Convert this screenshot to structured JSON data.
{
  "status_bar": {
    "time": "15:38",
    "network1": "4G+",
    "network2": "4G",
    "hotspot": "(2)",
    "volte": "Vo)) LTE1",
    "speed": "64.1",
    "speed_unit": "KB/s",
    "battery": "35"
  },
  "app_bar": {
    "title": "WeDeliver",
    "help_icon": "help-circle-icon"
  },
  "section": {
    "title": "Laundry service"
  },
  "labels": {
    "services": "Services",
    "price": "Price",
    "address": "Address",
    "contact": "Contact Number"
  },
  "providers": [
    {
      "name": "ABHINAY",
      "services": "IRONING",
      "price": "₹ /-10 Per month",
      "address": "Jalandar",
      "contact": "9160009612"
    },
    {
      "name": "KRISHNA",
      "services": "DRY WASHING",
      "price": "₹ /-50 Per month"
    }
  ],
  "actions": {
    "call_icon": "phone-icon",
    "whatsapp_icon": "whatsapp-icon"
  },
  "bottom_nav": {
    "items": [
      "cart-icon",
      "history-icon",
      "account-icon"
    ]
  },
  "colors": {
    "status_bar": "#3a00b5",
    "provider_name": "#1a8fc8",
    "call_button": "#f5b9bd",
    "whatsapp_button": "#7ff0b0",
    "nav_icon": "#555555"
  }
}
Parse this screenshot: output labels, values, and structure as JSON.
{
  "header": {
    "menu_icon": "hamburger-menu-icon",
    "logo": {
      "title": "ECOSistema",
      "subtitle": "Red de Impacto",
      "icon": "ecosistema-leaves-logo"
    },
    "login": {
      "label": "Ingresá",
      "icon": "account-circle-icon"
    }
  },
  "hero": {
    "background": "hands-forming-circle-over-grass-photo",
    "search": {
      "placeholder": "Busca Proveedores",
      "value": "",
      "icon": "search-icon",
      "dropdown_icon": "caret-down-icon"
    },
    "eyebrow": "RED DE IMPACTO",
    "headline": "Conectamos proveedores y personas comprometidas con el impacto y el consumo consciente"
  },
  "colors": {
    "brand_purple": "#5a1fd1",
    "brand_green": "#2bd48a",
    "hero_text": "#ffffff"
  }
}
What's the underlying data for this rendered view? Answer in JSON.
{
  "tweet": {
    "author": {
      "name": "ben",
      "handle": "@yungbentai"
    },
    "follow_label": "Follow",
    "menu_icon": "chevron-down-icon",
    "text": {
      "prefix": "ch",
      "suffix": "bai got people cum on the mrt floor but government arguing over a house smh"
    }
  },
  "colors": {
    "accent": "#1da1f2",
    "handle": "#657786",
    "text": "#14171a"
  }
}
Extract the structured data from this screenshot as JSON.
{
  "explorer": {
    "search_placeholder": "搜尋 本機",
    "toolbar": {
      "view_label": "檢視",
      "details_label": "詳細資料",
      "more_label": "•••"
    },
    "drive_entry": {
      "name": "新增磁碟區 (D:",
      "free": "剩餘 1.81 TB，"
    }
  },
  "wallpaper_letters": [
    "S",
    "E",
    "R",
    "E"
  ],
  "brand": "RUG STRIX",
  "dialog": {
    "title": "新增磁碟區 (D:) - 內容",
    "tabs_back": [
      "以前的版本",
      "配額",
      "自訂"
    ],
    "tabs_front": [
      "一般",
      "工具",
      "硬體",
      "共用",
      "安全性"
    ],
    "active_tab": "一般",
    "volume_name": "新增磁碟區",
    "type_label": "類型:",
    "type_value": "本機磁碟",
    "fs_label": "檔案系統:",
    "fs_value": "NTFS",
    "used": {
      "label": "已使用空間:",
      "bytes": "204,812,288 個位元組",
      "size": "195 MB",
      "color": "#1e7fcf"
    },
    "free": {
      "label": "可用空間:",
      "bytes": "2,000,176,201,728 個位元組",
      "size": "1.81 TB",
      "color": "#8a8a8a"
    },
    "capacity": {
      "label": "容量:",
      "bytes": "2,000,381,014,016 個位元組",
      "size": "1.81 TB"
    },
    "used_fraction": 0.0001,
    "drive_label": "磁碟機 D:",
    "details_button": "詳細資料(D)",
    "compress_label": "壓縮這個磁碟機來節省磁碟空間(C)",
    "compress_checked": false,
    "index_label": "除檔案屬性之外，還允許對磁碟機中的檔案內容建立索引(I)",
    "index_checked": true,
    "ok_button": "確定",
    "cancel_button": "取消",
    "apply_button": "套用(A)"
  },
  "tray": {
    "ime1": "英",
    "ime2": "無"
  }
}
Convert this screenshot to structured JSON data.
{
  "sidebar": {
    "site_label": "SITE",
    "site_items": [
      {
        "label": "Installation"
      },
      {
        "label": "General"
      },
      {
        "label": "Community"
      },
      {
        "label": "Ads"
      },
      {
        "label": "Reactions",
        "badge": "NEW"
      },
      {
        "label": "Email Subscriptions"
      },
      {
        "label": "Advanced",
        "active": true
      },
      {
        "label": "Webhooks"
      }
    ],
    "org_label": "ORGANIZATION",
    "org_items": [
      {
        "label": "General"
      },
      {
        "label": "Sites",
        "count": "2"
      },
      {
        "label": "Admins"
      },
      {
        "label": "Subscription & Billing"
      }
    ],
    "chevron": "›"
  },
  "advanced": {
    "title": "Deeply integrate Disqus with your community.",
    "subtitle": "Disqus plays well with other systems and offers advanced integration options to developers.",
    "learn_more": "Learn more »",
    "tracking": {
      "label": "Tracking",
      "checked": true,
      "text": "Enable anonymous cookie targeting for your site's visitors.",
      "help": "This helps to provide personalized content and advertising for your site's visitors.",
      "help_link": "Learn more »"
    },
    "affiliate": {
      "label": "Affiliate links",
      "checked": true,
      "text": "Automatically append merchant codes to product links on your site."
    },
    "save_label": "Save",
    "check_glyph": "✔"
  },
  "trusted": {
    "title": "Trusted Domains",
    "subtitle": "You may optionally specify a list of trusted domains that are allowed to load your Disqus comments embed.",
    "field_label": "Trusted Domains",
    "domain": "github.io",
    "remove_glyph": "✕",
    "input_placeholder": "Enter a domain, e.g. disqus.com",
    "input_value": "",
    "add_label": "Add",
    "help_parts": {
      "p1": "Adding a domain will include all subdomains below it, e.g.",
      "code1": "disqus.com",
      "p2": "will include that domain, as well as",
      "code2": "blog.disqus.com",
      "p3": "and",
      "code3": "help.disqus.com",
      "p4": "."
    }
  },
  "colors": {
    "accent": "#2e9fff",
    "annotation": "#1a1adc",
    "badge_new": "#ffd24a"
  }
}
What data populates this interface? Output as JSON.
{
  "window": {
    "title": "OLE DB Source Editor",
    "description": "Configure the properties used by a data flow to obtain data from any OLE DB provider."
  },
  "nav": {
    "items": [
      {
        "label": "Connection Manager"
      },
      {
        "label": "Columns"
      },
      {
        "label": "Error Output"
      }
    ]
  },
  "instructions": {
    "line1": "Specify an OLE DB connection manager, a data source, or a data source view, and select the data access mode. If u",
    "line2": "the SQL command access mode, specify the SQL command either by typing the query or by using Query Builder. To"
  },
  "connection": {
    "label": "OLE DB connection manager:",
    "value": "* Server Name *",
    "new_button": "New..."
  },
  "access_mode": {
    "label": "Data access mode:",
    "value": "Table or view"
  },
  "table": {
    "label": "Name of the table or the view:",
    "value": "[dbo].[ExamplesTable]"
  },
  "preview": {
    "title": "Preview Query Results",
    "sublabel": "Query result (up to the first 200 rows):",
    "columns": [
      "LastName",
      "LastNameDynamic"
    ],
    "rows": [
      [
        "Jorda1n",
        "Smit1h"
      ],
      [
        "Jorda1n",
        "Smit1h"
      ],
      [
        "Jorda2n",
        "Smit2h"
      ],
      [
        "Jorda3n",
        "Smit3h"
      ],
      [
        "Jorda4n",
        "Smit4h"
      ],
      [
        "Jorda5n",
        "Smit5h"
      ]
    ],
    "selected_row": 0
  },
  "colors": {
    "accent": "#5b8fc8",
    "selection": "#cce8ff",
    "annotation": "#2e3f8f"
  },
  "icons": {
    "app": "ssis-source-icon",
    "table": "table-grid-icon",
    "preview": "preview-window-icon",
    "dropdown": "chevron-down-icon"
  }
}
---------------
**AIM OF THE TASK**
Select every line of the material above holding the word "account" and copy it.

**IN RESPONSE**
      "account-icon"
      "icon": "account-circle-icon"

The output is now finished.